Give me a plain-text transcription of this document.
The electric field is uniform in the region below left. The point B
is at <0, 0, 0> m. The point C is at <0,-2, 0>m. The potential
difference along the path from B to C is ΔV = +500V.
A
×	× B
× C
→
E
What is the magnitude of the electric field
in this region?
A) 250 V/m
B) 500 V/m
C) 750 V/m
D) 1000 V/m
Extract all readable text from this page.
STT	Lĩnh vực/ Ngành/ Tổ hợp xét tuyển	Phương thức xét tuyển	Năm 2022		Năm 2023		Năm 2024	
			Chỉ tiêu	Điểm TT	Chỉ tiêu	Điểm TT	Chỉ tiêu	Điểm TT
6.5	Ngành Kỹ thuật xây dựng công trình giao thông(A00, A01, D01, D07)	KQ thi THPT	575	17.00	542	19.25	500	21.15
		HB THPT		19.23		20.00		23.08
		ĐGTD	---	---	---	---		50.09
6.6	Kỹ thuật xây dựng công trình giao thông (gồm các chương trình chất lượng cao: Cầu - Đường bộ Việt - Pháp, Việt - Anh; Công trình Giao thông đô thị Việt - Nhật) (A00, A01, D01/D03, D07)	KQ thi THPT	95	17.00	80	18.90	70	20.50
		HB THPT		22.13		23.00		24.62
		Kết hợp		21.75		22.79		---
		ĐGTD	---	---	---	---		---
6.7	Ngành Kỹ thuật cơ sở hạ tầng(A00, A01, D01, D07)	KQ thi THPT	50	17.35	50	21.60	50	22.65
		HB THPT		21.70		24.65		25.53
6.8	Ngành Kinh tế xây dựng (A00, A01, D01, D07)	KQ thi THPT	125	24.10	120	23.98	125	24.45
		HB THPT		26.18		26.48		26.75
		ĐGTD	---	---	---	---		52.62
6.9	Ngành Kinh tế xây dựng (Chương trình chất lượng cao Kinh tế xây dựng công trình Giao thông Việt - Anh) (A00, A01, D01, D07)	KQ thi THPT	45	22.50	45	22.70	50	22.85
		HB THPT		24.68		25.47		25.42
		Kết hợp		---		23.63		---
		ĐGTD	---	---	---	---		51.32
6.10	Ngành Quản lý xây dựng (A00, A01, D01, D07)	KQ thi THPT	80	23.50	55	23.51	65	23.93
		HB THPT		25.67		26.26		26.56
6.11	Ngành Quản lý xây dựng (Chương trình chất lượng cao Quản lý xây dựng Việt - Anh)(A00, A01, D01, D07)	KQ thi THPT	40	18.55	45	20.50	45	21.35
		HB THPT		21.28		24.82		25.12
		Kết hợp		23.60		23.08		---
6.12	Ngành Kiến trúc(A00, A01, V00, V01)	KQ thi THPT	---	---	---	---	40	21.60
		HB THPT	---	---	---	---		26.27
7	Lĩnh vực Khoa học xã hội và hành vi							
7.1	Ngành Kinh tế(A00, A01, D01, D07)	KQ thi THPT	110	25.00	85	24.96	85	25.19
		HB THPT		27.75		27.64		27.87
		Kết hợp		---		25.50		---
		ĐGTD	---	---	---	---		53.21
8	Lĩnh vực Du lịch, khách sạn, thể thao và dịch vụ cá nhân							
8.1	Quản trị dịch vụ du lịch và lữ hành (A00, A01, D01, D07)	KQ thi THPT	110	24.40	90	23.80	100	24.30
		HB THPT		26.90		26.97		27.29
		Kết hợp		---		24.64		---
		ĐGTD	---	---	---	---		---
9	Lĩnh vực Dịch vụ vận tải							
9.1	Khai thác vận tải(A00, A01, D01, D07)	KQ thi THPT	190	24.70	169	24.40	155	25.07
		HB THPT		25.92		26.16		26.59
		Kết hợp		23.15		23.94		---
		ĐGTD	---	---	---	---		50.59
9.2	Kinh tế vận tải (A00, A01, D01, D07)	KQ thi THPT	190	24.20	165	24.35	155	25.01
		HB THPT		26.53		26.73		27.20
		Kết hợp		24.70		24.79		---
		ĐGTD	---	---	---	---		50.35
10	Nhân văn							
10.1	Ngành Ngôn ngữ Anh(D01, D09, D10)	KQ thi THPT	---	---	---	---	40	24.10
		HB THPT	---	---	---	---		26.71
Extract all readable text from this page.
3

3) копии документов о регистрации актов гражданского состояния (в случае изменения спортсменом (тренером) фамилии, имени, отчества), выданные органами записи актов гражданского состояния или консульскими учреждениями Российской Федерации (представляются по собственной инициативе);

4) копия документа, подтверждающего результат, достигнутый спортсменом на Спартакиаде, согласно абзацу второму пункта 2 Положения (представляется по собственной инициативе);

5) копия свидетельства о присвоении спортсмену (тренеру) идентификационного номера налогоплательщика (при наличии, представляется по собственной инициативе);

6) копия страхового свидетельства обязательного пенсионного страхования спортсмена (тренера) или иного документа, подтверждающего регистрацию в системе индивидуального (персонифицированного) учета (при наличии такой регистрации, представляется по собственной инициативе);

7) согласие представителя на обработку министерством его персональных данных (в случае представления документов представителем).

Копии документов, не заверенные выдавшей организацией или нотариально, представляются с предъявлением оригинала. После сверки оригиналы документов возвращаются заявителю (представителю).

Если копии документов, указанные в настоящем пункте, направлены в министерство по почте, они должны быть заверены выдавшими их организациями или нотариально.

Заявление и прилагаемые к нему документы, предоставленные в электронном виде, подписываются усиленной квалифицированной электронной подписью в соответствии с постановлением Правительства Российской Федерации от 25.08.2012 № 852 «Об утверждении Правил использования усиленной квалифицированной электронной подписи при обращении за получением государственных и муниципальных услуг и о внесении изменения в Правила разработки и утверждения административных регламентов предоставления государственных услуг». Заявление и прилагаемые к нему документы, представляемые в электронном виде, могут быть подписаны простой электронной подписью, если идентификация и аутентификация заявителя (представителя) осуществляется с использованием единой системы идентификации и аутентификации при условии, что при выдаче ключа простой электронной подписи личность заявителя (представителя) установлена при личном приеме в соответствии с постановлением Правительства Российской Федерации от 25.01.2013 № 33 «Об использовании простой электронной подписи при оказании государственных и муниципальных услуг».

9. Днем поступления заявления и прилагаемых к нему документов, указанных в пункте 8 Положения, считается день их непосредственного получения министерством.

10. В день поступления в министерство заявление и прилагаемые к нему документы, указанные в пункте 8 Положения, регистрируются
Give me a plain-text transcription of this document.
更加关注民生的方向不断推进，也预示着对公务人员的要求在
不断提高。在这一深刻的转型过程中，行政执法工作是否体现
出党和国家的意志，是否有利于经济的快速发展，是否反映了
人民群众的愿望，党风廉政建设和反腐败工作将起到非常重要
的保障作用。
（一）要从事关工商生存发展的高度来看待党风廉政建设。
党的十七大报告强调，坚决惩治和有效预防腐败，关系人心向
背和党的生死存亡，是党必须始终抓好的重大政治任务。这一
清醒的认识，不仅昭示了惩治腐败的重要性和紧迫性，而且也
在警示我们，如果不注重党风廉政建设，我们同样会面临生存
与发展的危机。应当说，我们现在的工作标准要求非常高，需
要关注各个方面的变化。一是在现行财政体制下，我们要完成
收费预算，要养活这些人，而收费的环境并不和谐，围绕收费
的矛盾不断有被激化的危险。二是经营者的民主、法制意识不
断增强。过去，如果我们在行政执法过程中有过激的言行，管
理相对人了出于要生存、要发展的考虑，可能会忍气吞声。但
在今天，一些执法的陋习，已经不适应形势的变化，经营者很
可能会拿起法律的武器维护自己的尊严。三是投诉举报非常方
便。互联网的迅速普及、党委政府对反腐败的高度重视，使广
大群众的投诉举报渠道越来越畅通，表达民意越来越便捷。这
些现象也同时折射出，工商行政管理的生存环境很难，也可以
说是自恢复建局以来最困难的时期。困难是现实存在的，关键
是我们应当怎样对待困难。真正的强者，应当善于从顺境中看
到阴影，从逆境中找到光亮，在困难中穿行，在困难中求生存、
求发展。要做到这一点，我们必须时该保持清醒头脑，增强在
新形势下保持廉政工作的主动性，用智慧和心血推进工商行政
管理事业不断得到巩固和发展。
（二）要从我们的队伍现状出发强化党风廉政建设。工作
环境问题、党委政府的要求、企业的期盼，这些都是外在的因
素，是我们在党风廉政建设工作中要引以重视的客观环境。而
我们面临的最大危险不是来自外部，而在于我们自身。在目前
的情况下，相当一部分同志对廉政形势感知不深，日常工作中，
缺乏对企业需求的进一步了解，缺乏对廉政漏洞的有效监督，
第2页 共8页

● ● ● ● ●

Count the lines of the material that include the word "field", then report only the total.

2